(Stored dataset items)

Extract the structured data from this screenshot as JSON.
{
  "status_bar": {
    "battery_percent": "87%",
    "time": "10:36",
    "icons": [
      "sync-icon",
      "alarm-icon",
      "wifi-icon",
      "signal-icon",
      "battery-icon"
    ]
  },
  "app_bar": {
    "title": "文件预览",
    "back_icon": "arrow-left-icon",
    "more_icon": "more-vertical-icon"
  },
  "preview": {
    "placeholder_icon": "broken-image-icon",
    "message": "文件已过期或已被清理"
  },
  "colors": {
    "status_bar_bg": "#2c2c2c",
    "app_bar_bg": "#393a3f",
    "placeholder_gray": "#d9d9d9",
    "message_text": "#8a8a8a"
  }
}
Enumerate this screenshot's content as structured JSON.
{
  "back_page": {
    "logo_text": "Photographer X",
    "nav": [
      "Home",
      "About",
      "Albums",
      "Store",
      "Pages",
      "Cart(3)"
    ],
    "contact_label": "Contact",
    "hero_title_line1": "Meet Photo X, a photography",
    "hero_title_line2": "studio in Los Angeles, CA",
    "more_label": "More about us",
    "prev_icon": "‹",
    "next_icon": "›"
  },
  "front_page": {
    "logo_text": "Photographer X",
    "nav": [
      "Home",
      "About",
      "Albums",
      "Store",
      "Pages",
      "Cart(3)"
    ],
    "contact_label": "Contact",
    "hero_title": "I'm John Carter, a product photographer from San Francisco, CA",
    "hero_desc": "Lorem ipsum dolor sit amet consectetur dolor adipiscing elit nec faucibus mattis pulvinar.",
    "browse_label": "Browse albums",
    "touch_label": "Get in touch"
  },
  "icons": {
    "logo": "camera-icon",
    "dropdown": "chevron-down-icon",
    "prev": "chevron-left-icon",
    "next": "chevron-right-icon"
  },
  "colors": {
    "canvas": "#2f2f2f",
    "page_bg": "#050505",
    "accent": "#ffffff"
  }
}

Work to be completed ▸ Show the lines of the data that hold the word "this".

The completed task ▸
Extract the structured data from this screenshot as JSON.
Enumerate this screenshot's content as structured JSON.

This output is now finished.